## Aim of the task
Retype all of the data. Every line must match exactly.

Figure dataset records
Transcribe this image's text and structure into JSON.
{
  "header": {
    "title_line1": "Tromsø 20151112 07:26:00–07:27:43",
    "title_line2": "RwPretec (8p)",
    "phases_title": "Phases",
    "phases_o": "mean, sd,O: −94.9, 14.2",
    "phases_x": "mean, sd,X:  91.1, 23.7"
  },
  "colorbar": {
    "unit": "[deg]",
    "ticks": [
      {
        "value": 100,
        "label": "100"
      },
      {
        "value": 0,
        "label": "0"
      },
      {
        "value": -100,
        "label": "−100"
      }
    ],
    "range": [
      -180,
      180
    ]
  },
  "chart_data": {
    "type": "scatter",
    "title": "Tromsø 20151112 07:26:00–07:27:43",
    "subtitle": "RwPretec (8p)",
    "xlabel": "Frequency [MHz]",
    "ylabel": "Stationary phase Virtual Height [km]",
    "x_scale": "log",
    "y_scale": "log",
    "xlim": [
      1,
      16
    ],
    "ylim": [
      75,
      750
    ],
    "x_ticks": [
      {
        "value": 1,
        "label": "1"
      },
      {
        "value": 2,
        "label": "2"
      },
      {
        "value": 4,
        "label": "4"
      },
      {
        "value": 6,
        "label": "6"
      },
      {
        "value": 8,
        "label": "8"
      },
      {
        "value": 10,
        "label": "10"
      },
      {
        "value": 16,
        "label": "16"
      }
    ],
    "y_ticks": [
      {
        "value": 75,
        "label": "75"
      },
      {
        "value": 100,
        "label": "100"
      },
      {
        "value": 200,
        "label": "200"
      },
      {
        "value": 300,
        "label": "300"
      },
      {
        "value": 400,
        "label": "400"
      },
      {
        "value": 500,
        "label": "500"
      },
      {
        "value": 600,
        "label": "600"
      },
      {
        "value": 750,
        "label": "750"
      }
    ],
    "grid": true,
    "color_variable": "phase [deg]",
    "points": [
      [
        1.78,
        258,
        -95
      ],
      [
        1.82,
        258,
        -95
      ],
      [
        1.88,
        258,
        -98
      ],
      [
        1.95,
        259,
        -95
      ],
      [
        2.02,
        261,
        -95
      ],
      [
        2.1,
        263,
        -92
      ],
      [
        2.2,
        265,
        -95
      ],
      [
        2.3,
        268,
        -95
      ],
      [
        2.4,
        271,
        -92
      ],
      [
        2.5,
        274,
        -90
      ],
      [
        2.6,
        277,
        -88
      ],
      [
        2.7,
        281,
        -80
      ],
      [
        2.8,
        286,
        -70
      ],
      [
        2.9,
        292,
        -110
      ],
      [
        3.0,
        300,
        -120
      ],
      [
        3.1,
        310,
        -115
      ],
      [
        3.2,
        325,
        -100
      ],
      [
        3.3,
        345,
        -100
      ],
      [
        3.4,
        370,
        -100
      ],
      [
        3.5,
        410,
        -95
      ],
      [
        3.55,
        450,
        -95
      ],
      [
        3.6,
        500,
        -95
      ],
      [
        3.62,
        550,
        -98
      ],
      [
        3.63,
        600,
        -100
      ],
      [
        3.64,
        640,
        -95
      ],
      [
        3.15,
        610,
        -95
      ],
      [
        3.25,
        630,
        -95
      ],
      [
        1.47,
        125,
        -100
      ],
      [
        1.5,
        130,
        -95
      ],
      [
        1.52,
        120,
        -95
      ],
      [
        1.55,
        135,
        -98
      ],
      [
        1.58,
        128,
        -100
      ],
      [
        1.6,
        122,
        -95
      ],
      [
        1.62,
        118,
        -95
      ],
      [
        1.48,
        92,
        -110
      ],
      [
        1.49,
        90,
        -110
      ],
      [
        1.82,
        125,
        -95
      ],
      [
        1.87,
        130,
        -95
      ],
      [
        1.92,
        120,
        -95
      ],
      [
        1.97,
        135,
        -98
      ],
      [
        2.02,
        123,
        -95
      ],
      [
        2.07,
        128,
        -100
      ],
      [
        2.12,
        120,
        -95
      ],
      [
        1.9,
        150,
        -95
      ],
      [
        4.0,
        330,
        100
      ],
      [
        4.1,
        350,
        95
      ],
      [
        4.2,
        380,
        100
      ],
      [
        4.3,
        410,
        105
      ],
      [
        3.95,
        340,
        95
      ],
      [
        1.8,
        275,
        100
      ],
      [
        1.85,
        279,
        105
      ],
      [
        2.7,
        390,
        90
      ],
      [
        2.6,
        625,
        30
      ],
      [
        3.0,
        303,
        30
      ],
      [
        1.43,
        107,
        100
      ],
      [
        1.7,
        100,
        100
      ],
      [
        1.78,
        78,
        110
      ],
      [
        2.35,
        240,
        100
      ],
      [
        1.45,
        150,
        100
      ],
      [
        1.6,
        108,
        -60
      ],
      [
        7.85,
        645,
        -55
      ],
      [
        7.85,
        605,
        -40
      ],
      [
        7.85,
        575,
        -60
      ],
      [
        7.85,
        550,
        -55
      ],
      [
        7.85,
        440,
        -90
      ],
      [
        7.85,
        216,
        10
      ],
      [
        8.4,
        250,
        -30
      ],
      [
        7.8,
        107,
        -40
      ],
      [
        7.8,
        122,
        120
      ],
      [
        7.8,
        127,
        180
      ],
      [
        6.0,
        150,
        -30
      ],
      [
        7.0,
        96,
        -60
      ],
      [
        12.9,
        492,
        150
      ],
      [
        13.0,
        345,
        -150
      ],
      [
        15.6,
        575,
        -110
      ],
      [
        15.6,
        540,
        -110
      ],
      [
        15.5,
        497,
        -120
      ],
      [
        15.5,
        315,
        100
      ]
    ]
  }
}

## Response to the exercise
Transcribe this image's text and structure into JSON.
{
  "header": {
    "title_line1": "Tromsø 20151112 07:26:00–07:27:43",
    "title_line2": "RwPretec (8p)",
    "phases_title": "Phases",
    "phases_o": "mean, sd,O: −94.9, 14.2",
    "phases_x": "mean, sd,X:  91.1, 23.7"
  },
  "colorbar": {
    "unit": "[deg]",
    "ticks": [
      {
        "value": 100,
        "label": "100"
      },
      {
        "value": 0,
        "label": "0"
      },
      {
        "value": -100,
        "label": "−100"
      }
    ],
    "range": [
      -180,
      180
    ]
  },
  "chart_data": {
    "type": "scatter",
    "title": "Tromsø 20151112 07:26:00–07:27:43",
    "subtitle": "RwPretec (8p)",
    "xlabel": "Frequency [MHz]",
    "ylabel": "Stationary phase Virtual Height [km]",
    "x_scale": "log",
    "y_scale": "log",
    "xlim": [
      1,
      16
    ],
    "ylim": [
      75,
      750
    ],
    "x_ticks": [
      {
        "value": 1,
        "label": "1"
      },
      {
        "value": 2,
        "label": "2"
      },
      {
        "value": 4,
        "label": "4"
      },
      {
        "value": 6,
        "label": "6"
      },
      {
        "value": 8,
        "label": "8"
      },
      {
        "value": 10,
        "label": "10"
      },
      {
        "value": 16,
        "label": "16"
      }
    ],
    "y_ticks": [
      {
        "value": 75,
        "label": "75"
      },
      {
        "value": 100,
        "label": "100"
      },
      {
        "value": 200,
        "label": "200"
      },
      {
        "value": 300,
        "label": "300"
      },
      {
        "value": 400,
        "label": "400"
      },
      {
        "value": 500,
        "label": "500"
      },
      {
        "value": 600,
        "label": "600"
      },
      {
        "value": 750,
        "label": "750"
      }
    ],
    "grid": true,
    "color_variable": "phase [deg]",
    "points": [
      [
        1.78,
        258,
        -95
      ],
      [
        1.82,
        258,
        -95
      ],
      [
        1.88,
        258,
        -98
      ],
      [
        1.95,
        259,
        -95
      ],
      [
        2.02,
        261,
        -95
      ],
      [
        2.1,
        263,
        -92
      ],
      [
        2.2,
        265,
        -95
      ],
      [
        2.3,
        268,
        -95
      ],
      [
        2.4,
        271,
        -92
      ],
      [
        2.5,
        274,
        -90
      ],
      [
        2.6,
        277,
        -88
      ],
      [
        2.7,
        281,
        -80
      ],
      [
        2.8,
        286,
        -70
      ],
      [
        2.9,
        292,
        -110
      ],
      [
        3.0,
        300,
        -120
      ],
      [
        3.1,
        310,
        -115
      ],
      [
        3.2,
        325,
        -100
      ],
      [
        3.3,
        345,
        -100
      ],
      [
        3.4,
        370,
        -100
      ],
      [
        3.5,
        410,
        -95
      ],
      [
        3.55,
        450,
        -95
      ],
      [
        3.6,
        500,
        -95
      ],
      [
        3.62,
        550,
        -98
      ],
      [
        3.63,
        600,
        -100
      ],
      [
        3.64,
        640,
        -95
      ],
      [
        3.15,
        610,
        -95
      ],
      [
        3.25,
        630,
        -95
      ],
      [
        1.47,
        125,
        -100
      ],
      [
        1.5,
        130,
        -95
      ],
      [
        1.52,
        120,
        -95
      ],
      [
        1.55,
        135,
        -98
      ],
      [
        1.58,
        128,
        -100
      ],
      [
        1.6,
        122,
        -95
      ],
      [
        1.62,
        118,
        -95
      ],
      [
        1.48,
        92,
        -110
      ],
      [
        1.49,
        90,
        -110
      ],
      [
        1.82,
        125,
        -95
      ],
      [
        1.87,
        130,
        -95
      ],
      [
        1.92,
        120,
        -95
      ],
      [
        1.97,
        135,
        -98
      ],
      [
        2.02,
        123,
        -95
      ],
      [
        2.07,
        128,
        -100
      ],
      [
        2.12,
        120,
        -95
      ],
      [
        1.9,
        150,
        -95
      ],
      [
        4.0,
        330,
        100
      ],
      [
        4.1,
        350,
        95
      ],
      [
        4.2,
        380,
        100
      ],
      [
        4.3,
        410,
        105
      ],
      [
        3.95,
        340,
        95
      ],
      [
        1.8,
        275,
        100
      ],
      [
        1.85,
        279,
        105
      ],
      [
        2.7,
        390,
        90
      ],
      [
        2.6,
        625,
        30
      ],
      [
        3.0,
        303,
        30
      ],
      [
        1.43,
        107,
        100
      ],
      [
        1.7,
        100,
        100
      ],
      [
        1.78,
        78,
        110
      ],
      [
        2.35,
        240,
        100
      ],
      [
        1.45,
        150,
        100
      ],
      [
        1.6,
        108,
        -60
      ],
      [
        7.85,
        645,
        -55
      ],
      [
        7.85,
        605,
        -40
      ],
      [
        7.85,
        575,
        -60
      ],
      [
        7.85,
        550,
        -55
      ],
      [
        7.85,
        440,
        -90
      ],
      [
        7.85,
        216,
        10
      ],
      [
        8.4,
        250,
        -30
      ],
      [
        7.8,
        107,
        -40
      ],
      [
        7.8,
        122,
        120
      ],
      [
        7.8,
        127,
        180
      ],
      [
        6.0,
        150,
        -30
      ],
      [
        7.0,
        96,
        -60
      ],
      [
        12.9,
        492,
        150
      ],
      [
        13.0,
        345,
        -150
      ],
      [
        15.6,
        575,
        -110
      ],
      [
        15.6,
        540,
        -110
      ],
      [
        15.5,
        497,
        -120
      ],
      [
        15.5,
        315,
        100
      ]
    ]
  }
}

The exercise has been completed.